# [AIM OF THE TASK]
Return all lines below containing the word "Sukanya".
-- start of DATA LISTING --
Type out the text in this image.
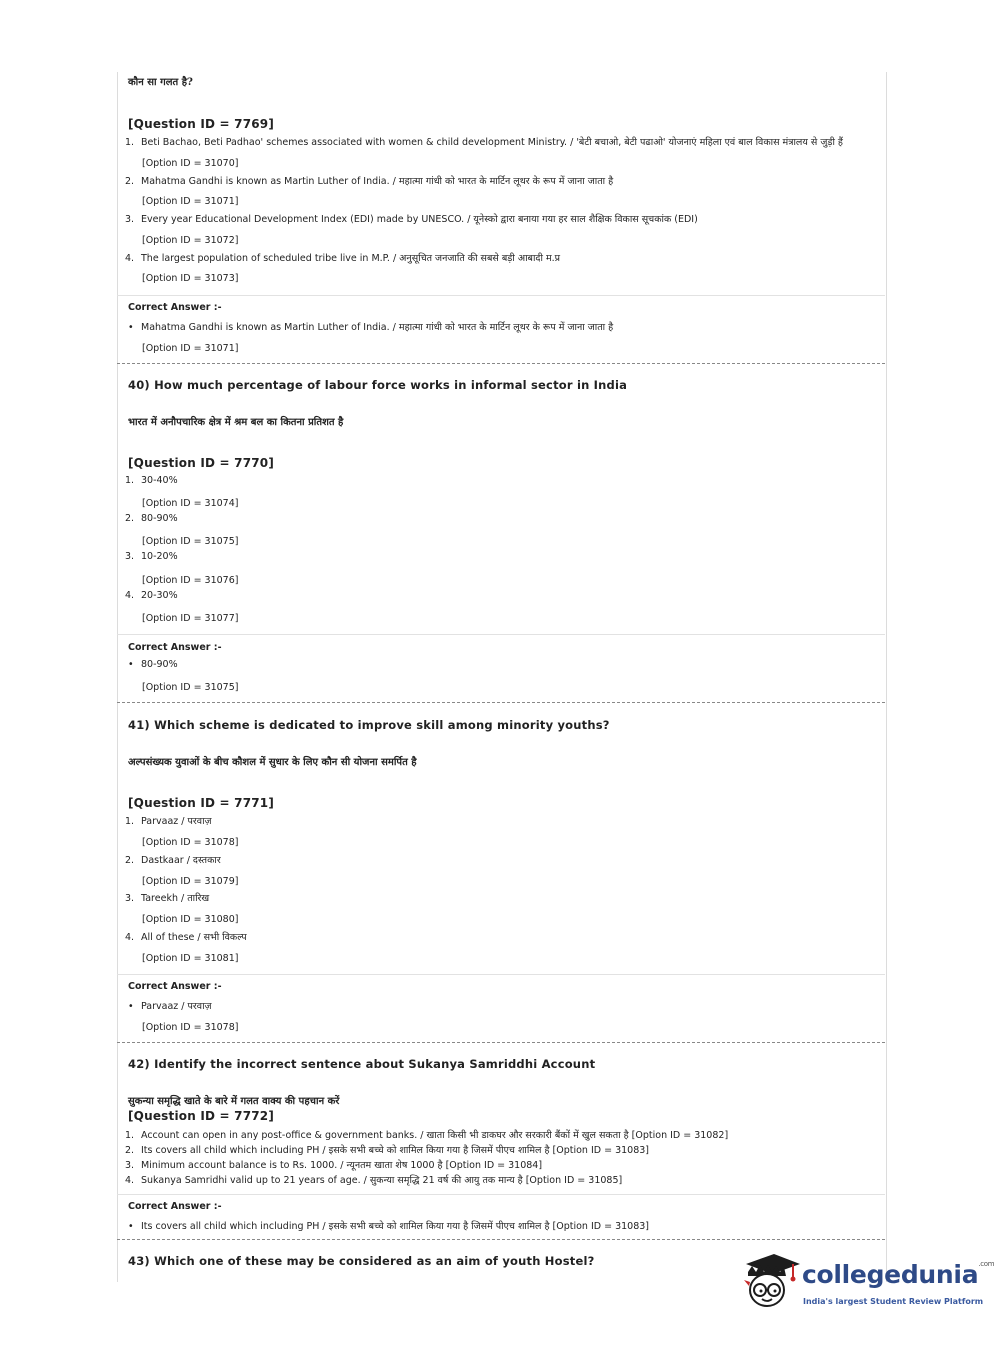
कौन सा गलत है?
[Question ID = 7769]
1. Beti Bachao, Beti Padhao' schemes associated with women & child development Ministry. / 'बेटी बचाओ, बेटी पढाओ' योजनाएं महिला एवं बाल विकास मंत्रालय से जुड़ी हैं
[Option ID = 31070]
2. Mahatma Gandhi is known as Martin Luther of India. / महात्मा गांधी को भारत के मार्टिन लूथर के रूप में जाना जाता है
[Option ID = 31071]
3. Every year Educational Development Index (EDI) made by UNESCO. / यूनेस्को द्वारा बनाया गया हर साल शैक्षिक विकास सूचकांक (EDI)
[Option ID = 31072]
4. The largest population of scheduled tribe live in M.P. / अनुसूचित जनजाति की सबसे बड़ी आबादी म.प्र
[Option ID = 31073]
Correct Answer :-
• Mahatma Gandhi is known as Martin Luther of India. / महात्मा गांधी को भारत के मार्टिन लूथर के रूप में जाना जाता है
[Option ID = 31071]
40) How much percentage of labour force works in informal sector in India
भारत में अनौपचारिक क्षेत्र में श्रम बल का कितना प्रतिशत है
[Question ID = 7770]
1. 30-40%
[Option ID = 31074]
2. 80-90%
[Option ID = 31075]
3. 10-20%
[Option ID = 31076]
4. 20-30%
[Option ID = 31077]
Correct Answer :-
• 80-90%
[Option ID = 31075]
41) Which scheme is dedicated to improve skill among minority youths?
अल्पसंख्यक युवाओं के बीच कौशल में सुधार के लिए कौन सी योजना समर्पित है
[Question ID = 7771]
1. Parvaaz / परवाज़
[Option ID = 31078]
2. Dastkaar / दस्तकार
[Option ID = 31079]
3. Tareekh / तारिख
[Option ID = 31080]
4. All of these / सभी विकल्प
[Option ID = 31081]
Correct Answer :-
• Parvaaz / परवाज़
[Option ID = 31078]
42) Identify the incorrect sentence about Sukanya Samriddhi Account
सुकन्या समृद्धि खाते के बारे में गलत वाक्य की पहचान करें
[Question ID = 7772]
1. Account can open in any post-office & government banks. / खाता किसी भी डाकघर और सरकारी बैंकों में खुल सकता है [Option ID = 31082]
2. Its covers all child which including PH / इसके सभी बच्चे को शामिल किया गया है जिसमें पीएच शामिल है [Option ID = 31083]
3. Minimum account balance is to Rs. 1000. / न्यूनतम खाता शेष 1000 है [Option ID = 31084]
4. Sukanya Samridhi valid up to 21 years of age. / सुकन्या समृद्धि 21 वर्ष की आयु तक मान्य है [Option ID = 31085]
Correct Answer :-
• Its covers all child which including PH / इसके सभी बच्चे को शामिल किया गया है जिसमें पीएच शामिल है [Option ID = 31083]
43) Which one of these may be considered as an aim of youth Hostel?	collegedunia$^{.com}$
India's largest Student Review Platform
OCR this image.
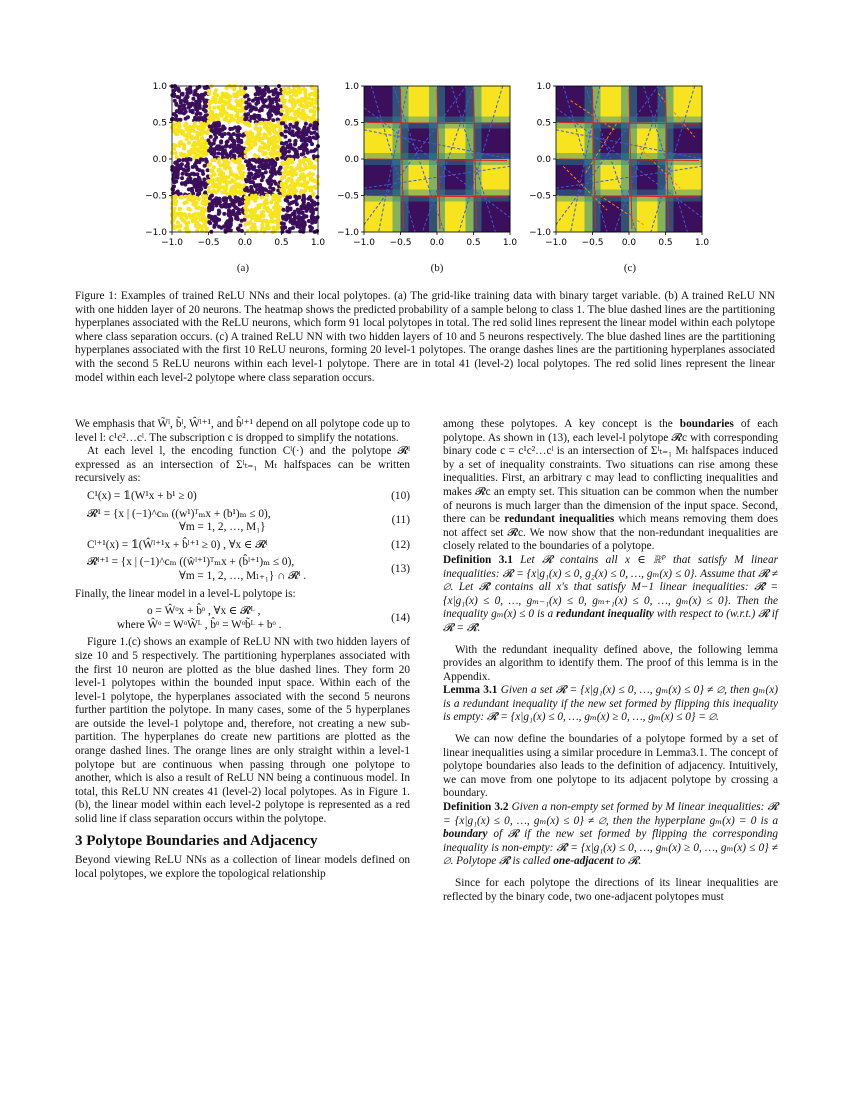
1.0
0.5
0.0
−0.5
−1.0
−1.0 −0.5 0.0 0.5 1.0
1.0
0.5
0.0
−0.5
−1.0
−1.0 −0.5 0.0 0.5 1.0
1.0
0.5
0.0
−0.5
−1.0
−1.0 −0.5 0.0 0.5 1.0
(a)	(b)	(c)
Figure 1: Examples of trained ReLU NNs and their local polytopes. (a) The grid-like training data with binary target variable. (b) A trained ReLU NN with one hidden layer of 20 neurons. The heatmap shows the predicted probability of a sample belong to class 1. The blue dashed lines are the partitioning hyperplanes associated with the ReLU neurons, which form 91 local polytopes in total. The red solid lines represent the linear model within each polytope where class separation occurs. (c) A trained ReLU NN with two hidden layers of 10 and 5 neurons respectively. The blue dashed lines are the partitioning hyperplanes associated with the first 10 ReLU neurons, forming 20 level-1 polytopes. The orange dashes lines are the partitioning hyperplanes associated with the second 5 ReLU neurons within each level-1 polytope. There are in total 41 (level-2) local polytopes. The red solid lines represent the linear model within each level-2 polytope where class separation occurs.

We emphasis that W̃ˡ, b̃ˡ, Ŵˡ⁺¹, and b̂ˡ⁺¹ depend on all polytope code up to level l: c¹c²…cˡ. The subscription c is dropped to simplify the notations.

At each level l, the encoding function Cˡ(·) and the polytope 𝓡ˡ expressed as an intersection of Σˡₜ₌₁ Mₜ halfspaces can be written recursively as:

C¹(x) = 𝟙(W¹x + b¹ ≥ 0)	(10)
𝓡¹ = {x | (−1)^cₘ ((w¹)ᵀₘx + (b¹)ₘ ≤ 0),
∀m = 1, 2, …, M₁}
(11)
Cˡ⁺¹(x) = 𝟙(Ŵˡ⁺¹x + b̂ˡ⁺¹ ≥ 0) , ∀x ∈ 𝓡ˡ	(12)
𝓡ˡ⁺¹ = {x | (−1)^cₘ ((ŵˡ⁺¹)ᵀₘx + (b̂ˡ⁺¹)ₘ ≤ 0),
∀m = 1, 2, …, Mₗ₊₁} ∩ 𝓡ˡ .
(13)

Finally, the linear model in a level-L polytope is:

o = Ŵᵒx + b̂ᵒ , ∀x ∈ 𝓡ᴸ ,
where Ŵᵒ = WᵒW̃ᴸ , b̂ᵒ = Wᵒb̃ᴸ + bᵒ .
(14)

Figure 1.(c) shows an example of ReLU NN with two hidden layers of size 10 and 5 respectively. The partitioning hyperplanes associated with the first 10 neuron are plotted as the blue dashed lines. They form 20 level-1 polytopes within the bounded input space. Within each of the level-1 polytope, the hyperplanes associated with the second 5 neurons further partition the polytope. In many cases, some of the 5 hyperplanes are outside the level-1 polytope and, therefore, not creating a new sub-partition. The hyperplanes do create new partitions are plotted as the orange dashed lines. The orange lines are only straight within a level-1 polytope but are continuous when passing through one polytope to another, which is also a result of ReLU NN being a continuous model. In total, this ReLU NN creates 41 (level-2) local polytopes. As in Figure 1.(b), the linear model within each level-2 polytope is represented as a red solid line if class separation occurs within the polytope.

3 Polytope Boundaries and Adjacency

Beyond viewing ReLU NNs as a collection of linear models defined on local polytopes, we explore the topological relationship

among these polytopes. A key concept is the boundaries of each polytope. As shown in (13), each level-l polytope 𝓡c with corresponding binary code c = c¹c²…cˡ is an intersection of Σˡₜ₌₁ Mₜ halfspaces induced by a set of inequality constraints. Two situations can rise among these inequalities. First, an arbitrary c may lead to conflicting inequalities and makes 𝓡c an empty set. This situation can be common when the number of neurons is much larger than the dimension of the input space. Second, there can be redundant inequalities which means removing them does not affect set 𝓡c. We now show that the non-redundant inequalities are closely related to the boundaries of a polytope.

Definition 3.1 Let 𝓡 contains all x ∈ ℝᴾ that satisfy M linear inequalities: 𝓡 = {x|g₁(x) ≤ 0, g₂(x) ≤ 0, …, gₘ(x) ≤ 0}. Assume that 𝓡 ≠ ∅. Let 𝓡̃ contains all x's that satisfy M−1 linear inequalities: 𝓡̃ = {x|g₁(x) ≤ 0, …, gₘ₋₁(x) ≤ 0, gₘ₊₁(x) ≤ 0, …, gₘ(x) ≤ 0}. Then the inequality gₘ(x) ≤ 0 is a redundant inequality with respect to (w.r.t.) 𝓡 if 𝓡 = 𝓡̃.

With the redundant inequality defined above, the following lemma provides an algorithm to identify them. The proof of this lemma is in the Appendix.

Lemma 3.1 Given a set 𝓡 = {x|g₁(x) ≤ 0, …, gₘ(x) ≤ 0} ≠ ∅, then gₘ(x) is a redundant inequality if the new set formed by flipping this inequality is empty: 𝓡̂ = {x|g₁(x) ≤ 0, …, gₘ(x) ≥ 0, …, gₘ(x) ≤ 0} = ∅.

We can now define the boundaries of a polytope formed by a set of linear inequalities using a similar procedure in Lemma3.1. The concept of polytope boundaries also leads to the definition of adjacency. Intuitively, we can move from one polytope to its adjacent polytope by crossing a boundary.

Definition 3.2 Given a non-empty set formed by M linear inequalities: 𝓡 = {x|g₁(x) ≤ 0, …, gₘ(x) ≤ 0} ≠ ∅, then the hyperplane gₘ(x) = 0 is a boundary of 𝓡 if the new set formed by flipping the corresponding inequality is non-empty: 𝓡̂ = {x|g₁(x) ≤ 0, …, gₘ(x) ≥ 0, …, gₘ(x) ≤ 0} ≠ ∅. Polytope 𝓡̂ is called one-adjacent to 𝓡.

Since for each polytope the directions of its linear inequalities are reflected by the binary code, two one-adjacent polytopes must
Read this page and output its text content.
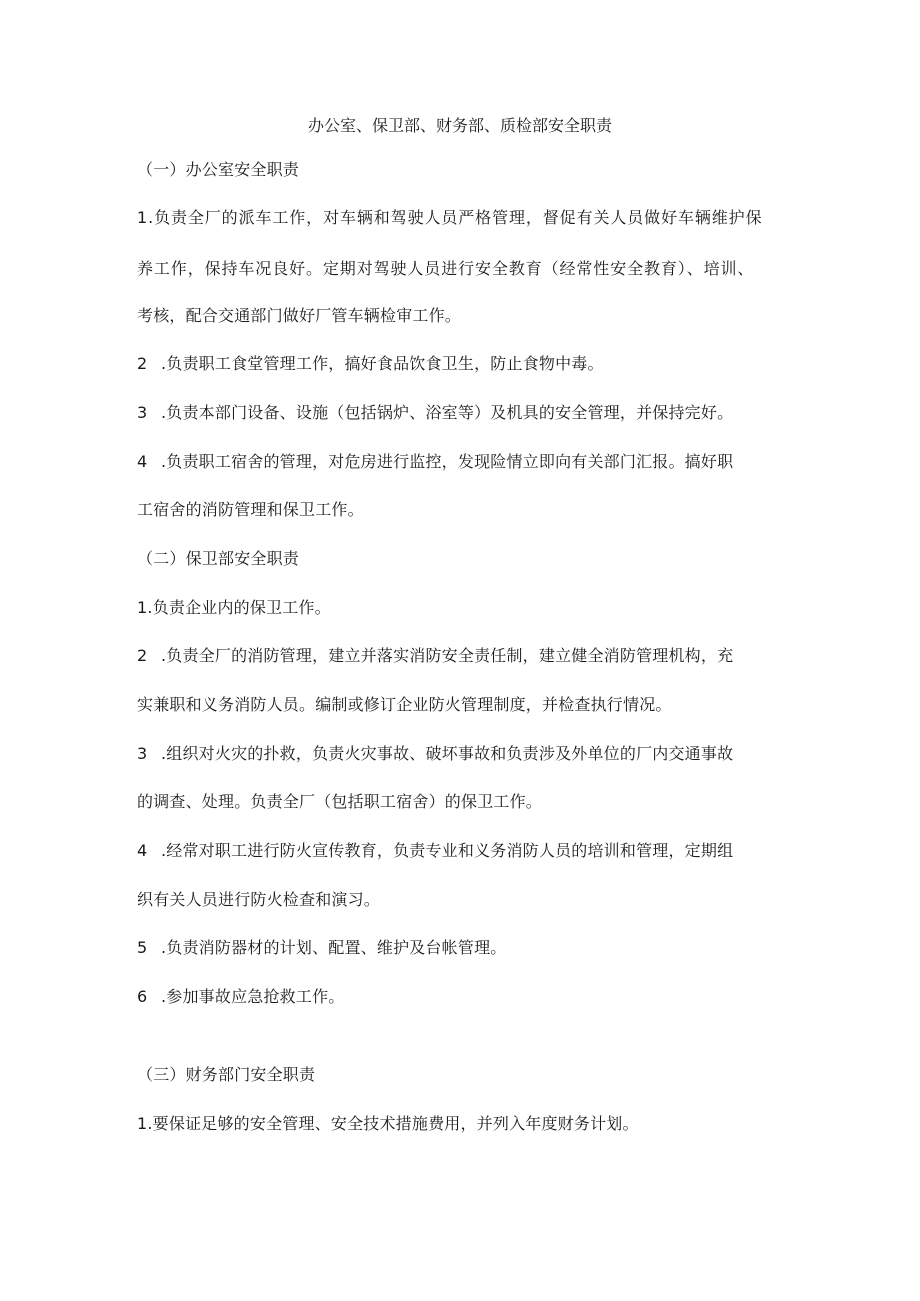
办公室、保卫部、财务部、质检部安全职责
（一）办公室安全职责
1.负责全厂的派车工作，对车辆和驾驶人员严格管理，督促有关人员做好车辆维护保
养工作，保持车况良好。定期对驾驶人员进行安全教育（经常性安全教育）、培训、
考核，配合交通部门做好厂管车辆检审工作。
2 .负责职工食堂管理工作，搞好食品饮食卫生，防止食物中毒。
3 .负责本部门设备、设施（包括锅炉、浴室等）及机具的安全管理，并保持完好。
4 .负责职工宿舍的管理，对危房进行监控，发现险情立即向有关部门汇报。搞好职
工宿舍的消防管理和保卫工作。
（二）保卫部安全职责
1.负责企业内的保卫工作。
2 .负责全厂的消防管理，建立并落实消防安全责任制，建立健全消防管理机构，充
实兼职和义务消防人员。编制或修订企业防火管理制度，并检查执行情况。
3 .组织对火灾的扑救，负责火灾事故、破坏事故和负责涉及外单位的厂内交通事故
的调查、处理。负责全厂（包括职工宿舍）的保卫工作。
4 .经常对职工进行防火宣传教育，负责专业和义务消防人员的培训和管理，定期组
织有关人员进行防火检查和演习。
5 .负责消防器材的计划、配置、维护及台帐管理。
6 .参加事故应急抢救工作。
（三）财务部门安全职责
1.要保证足够的安全管理、安全技术措施费用，并列入年度财务计划。
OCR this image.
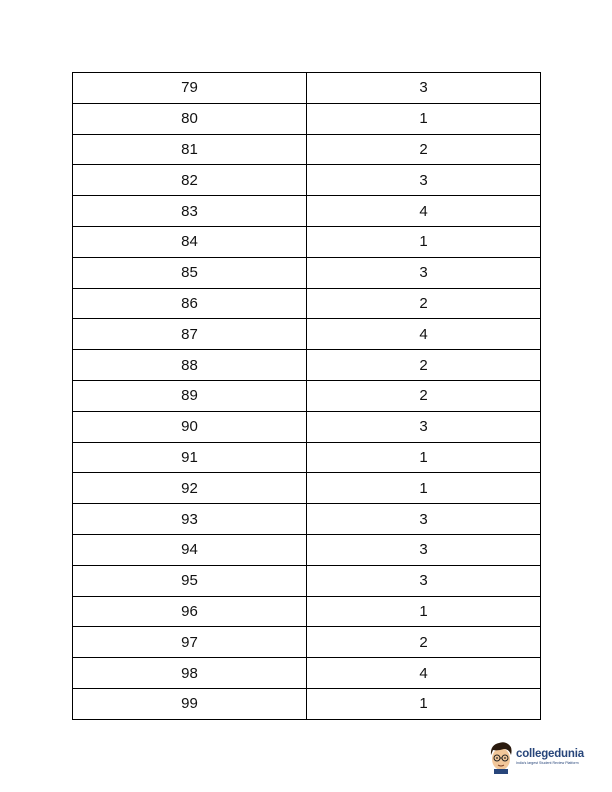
79	3
80	1
81	2
82	3
83	4
84	1
85	3
86	2
87	4
88	2
89	2
90	3
91	1
92	1
93	3
94	3
95	3
96	1
97	2
98	4
99	1
collegedunia
India's largest Student Review Platform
-- end of DATA LISTING --
# [RESULT]
42) Identify the incorrect sentence about Sukanya Samriddhi Account
4. Sukanya Samridhi valid up to 21 years of age. / सुकन्या समृद्धि 21 वर्ष की आयु तक मान्य है [Option ID = 31085]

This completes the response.